**Dataset extract**:
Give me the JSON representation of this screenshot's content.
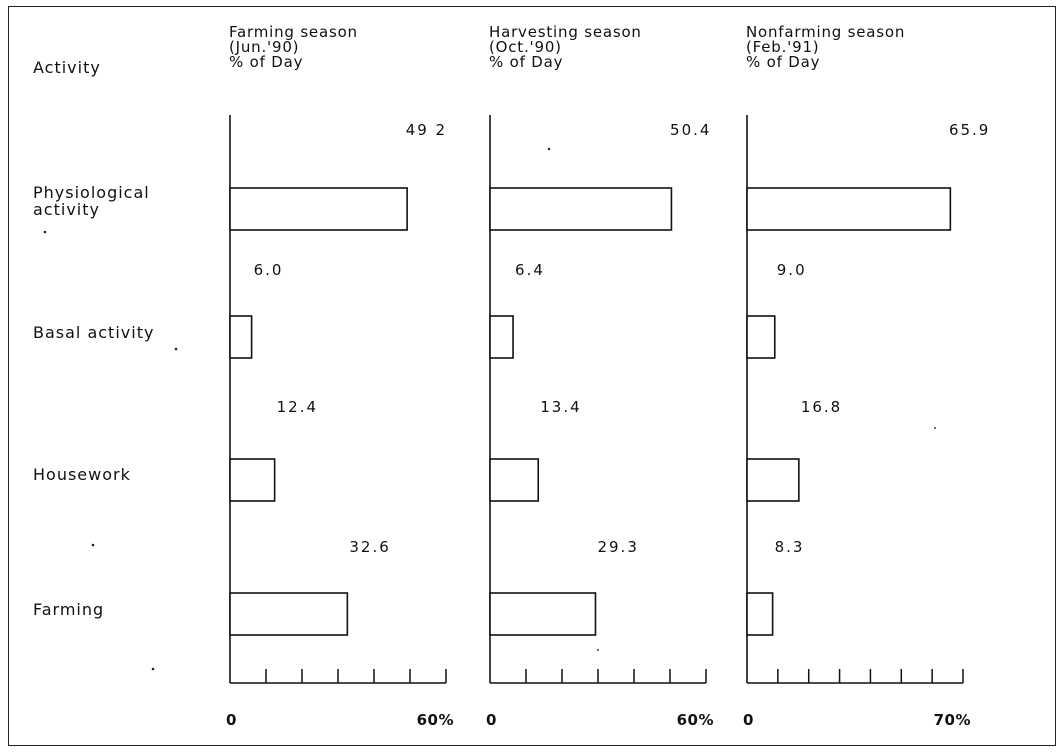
{
  "chart_data": {
    "type": "bar",
    "orientation": "horizontal",
    "category_header": "Activity",
    "categories": [
      "Physiological activity",
      "Basal activity",
      "Housework",
      "Farming"
    ],
    "category_lines": [
      [
        "Physiological",
        "activity"
      ],
      [
        "Basal activity"
      ],
      [
        "Housework"
      ],
      [
        "Farming"
      ]
    ],
    "panels": [
      {
        "title_lines": [
          "Farming season",
          "(Jun.'90)",
          "% of Day"
        ],
        "values": [
          49.2,
          6.0,
          12.4,
          32.6
        ],
        "value_labels": [
          "49 2",
          "6.0",
          "12.4",
          "32.6"
        ],
        "xlim": [
          0,
          60
        ],
        "tick_min_label": "0",
        "tick_max_label": "60%"
      },
      {
        "title_lines": [
          "Harvesting season",
          "(Oct.'90)",
          "% of Day"
        ],
        "values": [
          50.4,
          6.4,
          13.4,
          29.3
        ],
        "value_labels": [
          "50.4",
          "6.4",
          "13.4",
          "29.3"
        ],
        "xlim": [
          0,
          60
        ],
        "tick_min_label": "0",
        "tick_max_label": "60%"
      },
      {
        "title_lines": [
          "Nonfarming season",
          "(Feb.'91)",
          "% of Day"
        ],
        "values": [
          65.9,
          9.0,
          16.8,
          8.3
        ],
        "value_labels": [
          "65.9",
          "9.0",
          "16.8",
          "8.3"
        ],
        "xlim": [
          0,
          70
        ],
        "tick_min_label": "0",
        "tick_max_label": "70%"
      }
    ],
    "grid": false,
    "legend": "none"
  }
}
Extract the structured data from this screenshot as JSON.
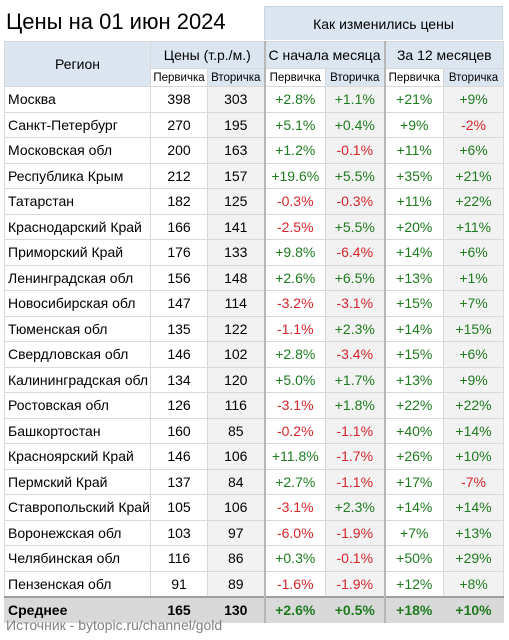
{
  "title": "Цены на 01 июн 2024",
  "change_header": "Как изменились цены",
  "headers": {
    "region": "Регион",
    "prices": "Цены (т.р./м.)",
    "since_month": "С начала месяца",
    "twelve_months": "За 12 месяцев",
    "primary": "Первичка",
    "secondary": "Вторичка"
  },
  "rows": [
    {
      "region": "Москва",
      "p1": "398",
      "p2": "303",
      "m1": "+2.8%",
      "m2": "+1.1%",
      "y1": "+21%",
      "y2": "+9%"
    },
    {
      "region": "Санкт-Петербург",
      "p1": "270",
      "p2": "195",
      "m1": "+5.1%",
      "m2": "+0.4%",
      "y1": "+9%",
      "y2": "-2%"
    },
    {
      "region": "Московская обл",
      "p1": "200",
      "p2": "163",
      "m1": "+1.2%",
      "m2": "-0.1%",
      "y1": "+11%",
      "y2": "+6%"
    },
    {
      "region": "Республика Крым",
      "p1": "212",
      "p2": "157",
      "m1": "+19.6%",
      "m2": "+5.5%",
      "y1": "+35%",
      "y2": "+21%"
    },
    {
      "region": "Татарстан",
      "p1": "182",
      "p2": "125",
      "m1": "-0.3%",
      "m2": "-0.3%",
      "y1": "+11%",
      "y2": "+22%"
    },
    {
      "region": "Краснодарский Край",
      "p1": "166",
      "p2": "141",
      "m1": "-2.5%",
      "m2": "+5.5%",
      "y1": "+20%",
      "y2": "+11%"
    },
    {
      "region": "Приморский Край",
      "p1": "176",
      "p2": "133",
      "m1": "+9.8%",
      "m2": "-6.4%",
      "y1": "+14%",
      "y2": "+6%"
    },
    {
      "region": "Ленинградская обл",
      "p1": "156",
      "p2": "148",
      "m1": "+2.6%",
      "m2": "+6.5%",
      "y1": "+13%",
      "y2": "+1%"
    },
    {
      "region": "Новосибирская обл",
      "p1": "147",
      "p2": "114",
      "m1": "-3.2%",
      "m2": "-3.1%",
      "y1": "+15%",
      "y2": "+7%"
    },
    {
      "region": "Тюменская обл",
      "p1": "135",
      "p2": "122",
      "m1": "-1.1%",
      "m2": "+2.3%",
      "y1": "+14%",
      "y2": "+15%"
    },
    {
      "region": "Свердловская обл",
      "p1": "146",
      "p2": "102",
      "m1": "+2.8%",
      "m2": "-3.4%",
      "y1": "+15%",
      "y2": "+6%"
    },
    {
      "region": "Калининградская обл",
      "p1": "134",
      "p2": "120",
      "m1": "+5.0%",
      "m2": "+1.7%",
      "y1": "+13%",
      "y2": "+9%"
    },
    {
      "region": "Ростовская обл",
      "p1": "126",
      "p2": "116",
      "m1": "-3.1%",
      "m2": "+1.8%",
      "y1": "+22%",
      "y2": "+22%"
    },
    {
      "region": "Башкортостан",
      "p1": "160",
      "p2": "85",
      "m1": "-0.2%",
      "m2": "-1.1%",
      "y1": "+40%",
      "y2": "+14%"
    },
    {
      "region": "Красноярский Край",
      "p1": "146",
      "p2": "106",
      "m1": "+11.8%",
      "m2": "-1.7%",
      "y1": "+26%",
      "y2": "+10%"
    },
    {
      "region": "Пермский Край",
      "p1": "137",
      "p2": "84",
      "m1": "+2.7%",
      "m2": "-1.1%",
      "y1": "+17%",
      "y2": "-7%"
    },
    {
      "region": "Ставропольский Край",
      "p1": "105",
      "p2": "106",
      "m1": "-3.1%",
      "m2": "+2.3%",
      "y1": "+14%",
      "y2": "+14%"
    },
    {
      "region": "Воронежская обл",
      "p1": "103",
      "p2": "97",
      "m1": "-6.0%",
      "m2": "-1.9%",
      "y1": "+7%",
      "y2": "+13%"
    },
    {
      "region": "Челябинская обл",
      "p1": "116",
      "p2": "86",
      "m1": "+0.3%",
      "m2": "-0.1%",
      "y1": "+50%",
      "y2": "+29%"
    },
    {
      "region": "Пензенская обл",
      "p1": "91",
      "p2": "89",
      "m1": "-1.6%",
      "m2": "-1.9%",
      "y1": "+12%",
      "y2": "+8%"
    }
  ],
  "average": {
    "region": "Среднее",
    "p1": "165",
    "p2": "130",
    "m1": "+2.6%",
    "m2": "+0.5%",
    "y1": "+18%",
    "y2": "+10%"
  },
  "source": "Источник - bytopic.ru/channel/gold",
  "colors": {
    "positive": "#1e7b1e",
    "negative": "#d6262b",
    "header_bg": "#dce6f1"
  }
}
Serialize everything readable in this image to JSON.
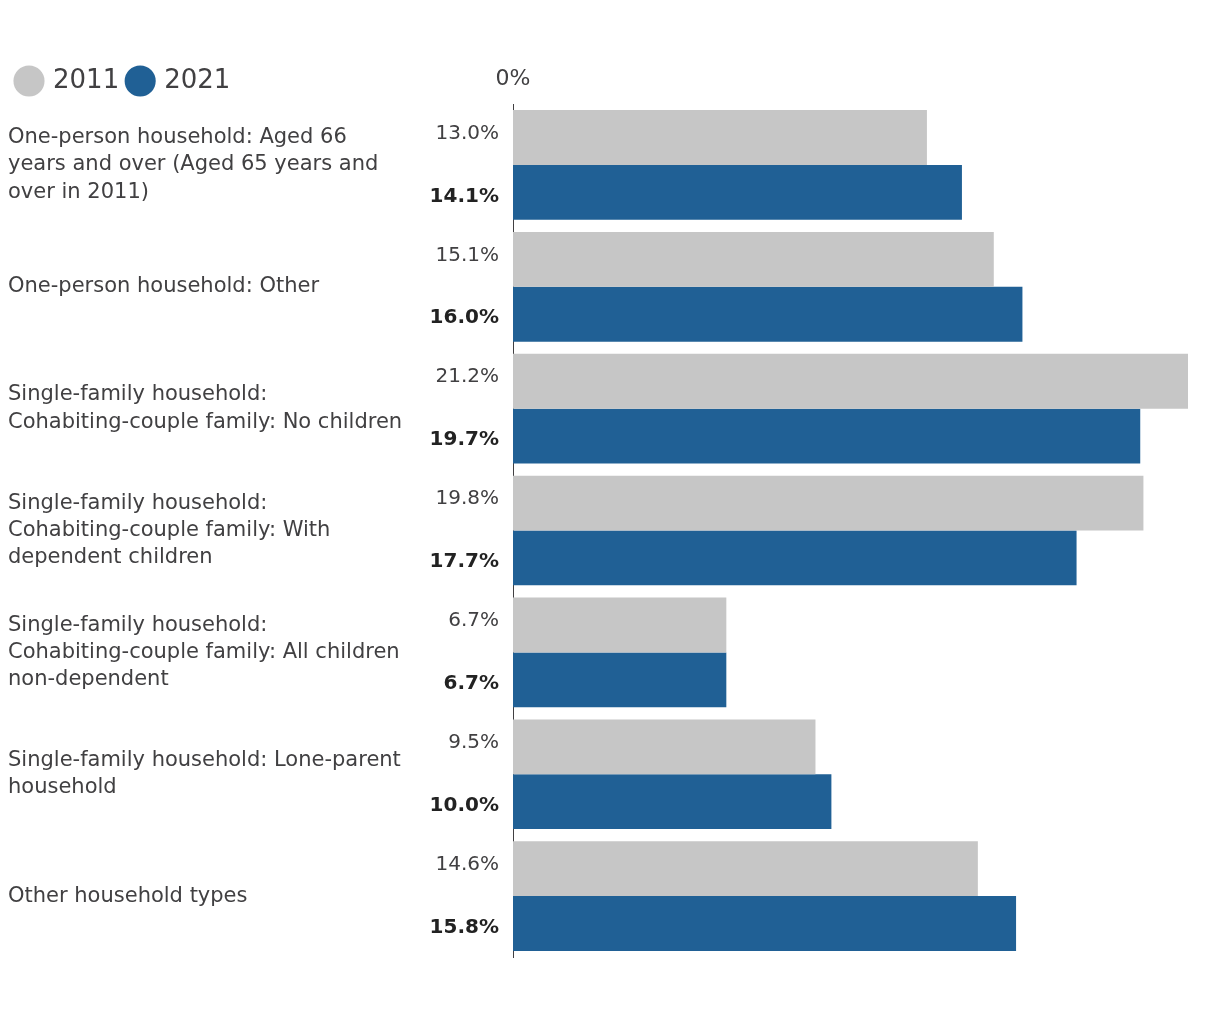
{
  "chart_data": {
    "type": "bar",
    "orientation": "horizontal",
    "categories": [
      "One-person household: Aged 66 years and over (Aged 65 years and over in 2011)",
      "One-person household: Other",
      "Single-family household: Cohabiting-couple family: No children",
      "Single-family household: Cohabiting-couple family: With dependent children",
      "Single-family household: Cohabiting-couple family: All children non-dependent",
      "Single-family household: Lone-parent household",
      "Other household types"
    ],
    "series": [
      {
        "name": "2011",
        "color": "#c6c6c6",
        "values": [
          13.0,
          15.1,
          21.2,
          19.8,
          6.7,
          9.5,
          14.6
        ],
        "value_labels": [
          "13.0%",
          "15.1%",
          "21.2%",
          "19.8%",
          "6.7%",
          "9.5%",
          "14.6%"
        ]
      },
      {
        "name": "2021",
        "color": "#206095",
        "values": [
          14.1,
          16.0,
          19.7,
          17.7,
          6.7,
          10.0,
          15.8
        ],
        "value_labels": [
          "14.1%",
          "16.0%",
          "19.7%",
          "17.7%",
          "6.7%",
          "10.0%",
          "15.8%"
        ]
      }
    ],
    "annotations": [
      "0%"
    ],
    "grid": false,
    "legend": "top left"
  }
}
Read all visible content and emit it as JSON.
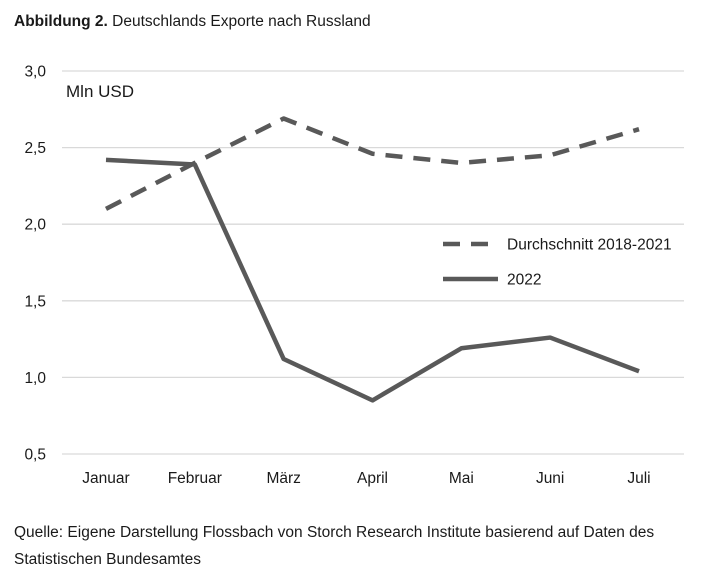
{
  "figure": {
    "label": "Abbildung 2.",
    "title": "Deutschlands Exporte nach Russland",
    "source": "Quelle: Eigene Darstellung Flossbach von Storch Research Institute basierend auf Daten des Statistischen Bundesamtes"
  },
  "chart_data": {
    "type": "line",
    "title": "Deutschlands Exporte nach Russland",
    "unit_label": "Mln USD",
    "ylabel": "",
    "xlabel": "",
    "categories": [
      "Januar",
      "Februar",
      "März",
      "April",
      "Mai",
      "Juni",
      "Juli"
    ],
    "ylim": [
      0.5,
      3.0
    ],
    "yticks": [
      0.5,
      1.0,
      1.5,
      2.0,
      2.5,
      3.0
    ],
    "ytick_labels": [
      "0,5",
      "1,0",
      "1,5",
      "2,0",
      "2,5",
      "3,0"
    ],
    "grid": true,
    "legend": "right",
    "series": [
      {
        "name": "Durchschnitt 2018-2021",
        "style": "dashed",
        "color": "#595959",
        "values": [
          2.1,
          2.4,
          2.69,
          2.46,
          2.4,
          2.45,
          2.62
        ]
      },
      {
        "name": "2022",
        "style": "solid",
        "color": "#595959",
        "values": [
          2.42,
          2.39,
          1.12,
          0.85,
          1.19,
          1.26,
          1.04
        ]
      }
    ]
  }
}
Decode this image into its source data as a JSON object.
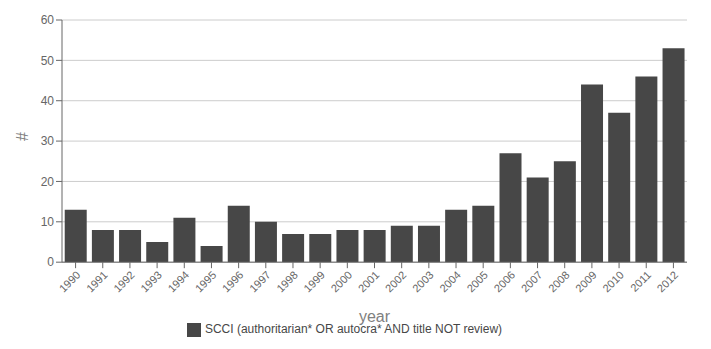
{
  "chart_data": {
    "type": "bar",
    "xlabel": "year",
    "ylabel": "#",
    "categories": [
      "1990",
      "1991",
      "1992",
      "1993",
      "1994",
      "1995",
      "1996",
      "1997",
      "1998",
      "1999",
      "2000",
      "2001",
      "2002",
      "2003",
      "2004",
      "2005",
      "2006",
      "2007",
      "2008",
      "2009",
      "2010",
      "2011",
      "2012"
    ],
    "series": [
      {
        "name": "SCCI (authoritarian* OR autocra* AND title NOT review)",
        "color": "#474747",
        "values": [
          13,
          8,
          8,
          5,
          11,
          4,
          14,
          10,
          7,
          7,
          8,
          8,
          9,
          9,
          13,
          14,
          27,
          21,
          25,
          44,
          37,
          46,
          53
        ]
      }
    ],
    "ylim": [
      0,
      60
    ],
    "yticks": [
      0,
      10,
      20,
      30,
      40,
      50,
      60
    ],
    "grid": true,
    "legend": "bottom"
  }
}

**Stated exercise**:
Copy out each line of the records that holds the string "screenshot".

**Result of the task**:
Give me the JSON representation of this screenshot's content.
Extract the structured data from this screenshot as JSON.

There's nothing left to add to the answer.